*The exercise*. Your task is to copy the material exactly.

*Recorded data*.
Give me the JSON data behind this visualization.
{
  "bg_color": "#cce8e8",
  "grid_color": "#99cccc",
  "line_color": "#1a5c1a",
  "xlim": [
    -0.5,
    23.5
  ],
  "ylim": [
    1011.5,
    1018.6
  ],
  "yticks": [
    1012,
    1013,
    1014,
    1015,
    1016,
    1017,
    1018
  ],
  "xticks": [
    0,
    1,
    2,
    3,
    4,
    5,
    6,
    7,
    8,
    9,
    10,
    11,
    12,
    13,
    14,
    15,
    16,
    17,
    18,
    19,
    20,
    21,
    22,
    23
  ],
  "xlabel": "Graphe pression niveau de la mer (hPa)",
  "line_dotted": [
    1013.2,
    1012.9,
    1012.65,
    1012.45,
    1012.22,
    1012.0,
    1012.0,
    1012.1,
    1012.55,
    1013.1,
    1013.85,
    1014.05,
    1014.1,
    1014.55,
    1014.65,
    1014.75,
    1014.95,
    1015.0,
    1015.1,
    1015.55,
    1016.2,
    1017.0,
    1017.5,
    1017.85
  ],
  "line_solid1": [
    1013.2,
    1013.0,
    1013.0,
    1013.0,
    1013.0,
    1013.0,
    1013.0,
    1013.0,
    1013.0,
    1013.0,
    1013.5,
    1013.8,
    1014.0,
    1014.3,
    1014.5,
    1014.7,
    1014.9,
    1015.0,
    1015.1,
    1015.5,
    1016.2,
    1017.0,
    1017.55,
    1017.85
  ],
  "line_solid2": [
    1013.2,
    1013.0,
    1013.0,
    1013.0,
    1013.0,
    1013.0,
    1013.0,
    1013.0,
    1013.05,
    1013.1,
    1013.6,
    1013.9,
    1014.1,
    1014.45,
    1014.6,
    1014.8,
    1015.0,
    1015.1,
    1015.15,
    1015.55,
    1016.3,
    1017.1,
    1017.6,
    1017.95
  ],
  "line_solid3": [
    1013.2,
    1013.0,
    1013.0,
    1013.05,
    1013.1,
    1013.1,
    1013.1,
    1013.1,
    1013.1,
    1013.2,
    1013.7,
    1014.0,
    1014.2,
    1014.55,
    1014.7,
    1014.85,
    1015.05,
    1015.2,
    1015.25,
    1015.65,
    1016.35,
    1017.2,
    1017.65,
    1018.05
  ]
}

*Task result*.
Give me the JSON data behind this visualization.
{
  "bg_color": "#cce8e8",
  "grid_color": "#99cccc",
  "line_color": "#1a5c1a",
  "xlim": [
    -0.5,
    23.5
  ],
  "ylim": [
    1011.5,
    1018.6
  ],
  "yticks": [
    1012,
    1013,
    1014,
    1015,
    1016,
    1017,
    1018
  ],
  "xticks": [
    0,
    1,
    2,
    3,
    4,
    5,
    6,
    7,
    8,
    9,
    10,
    11,
    12,
    13,
    14,
    15,
    16,
    17,
    18,
    19,
    20,
    21,
    22,
    23
  ],
  "xlabel": "Graphe pression niveau de la mer (hPa)",
  "line_dotted": [
    1013.2,
    1012.9,
    1012.65,
    1012.45,
    1012.22,
    1012.0,
    1012.0,
    1012.1,
    1012.55,
    1013.1,
    1013.85,
    1014.05,
    1014.1,
    1014.55,
    1014.65,
    1014.75,
    1014.95,
    1015.0,
    1015.1,
    1015.55,
    1016.2,
    1017.0,
    1017.5,
    1017.85
  ],
  "line_solid1": [
    1013.2,
    1013.0,
    1013.0,
    1013.0,
    1013.0,
    1013.0,
    1013.0,
    1013.0,
    1013.0,
    1013.0,
    1013.5,
    1013.8,
    1014.0,
    1014.3,
    1014.5,
    1014.7,
    1014.9,
    1015.0,
    1015.1,
    1015.5,
    1016.2,
    1017.0,
    1017.55,
    1017.85
  ],
  "line_solid2": [
    1013.2,
    1013.0,
    1013.0,
    1013.0,
    1013.0,
    1013.0,
    1013.0,
    1013.0,
    1013.05,
    1013.1,
    1013.6,
    1013.9,
    1014.1,
    1014.45,
    1014.6,
    1014.8,
    1015.0,
    1015.1,
    1015.15,
    1015.55,
    1016.3,
    1017.1,
    1017.6,
    1017.95
  ],
  "line_solid3": [
    1013.2,
    1013.0,
    1013.0,
    1013.05,
    1013.1,
    1013.1,
    1013.1,
    1013.1,
    1013.1,
    1013.2,
    1013.7,
    1014.0,
    1014.2,
    1014.55,
    1014.7,
    1014.85,
    1015.05,
    1015.2,
    1015.25,
    1015.65,
    1016.35,
    1017.2,
    1017.65,
    1018.05
  ]
}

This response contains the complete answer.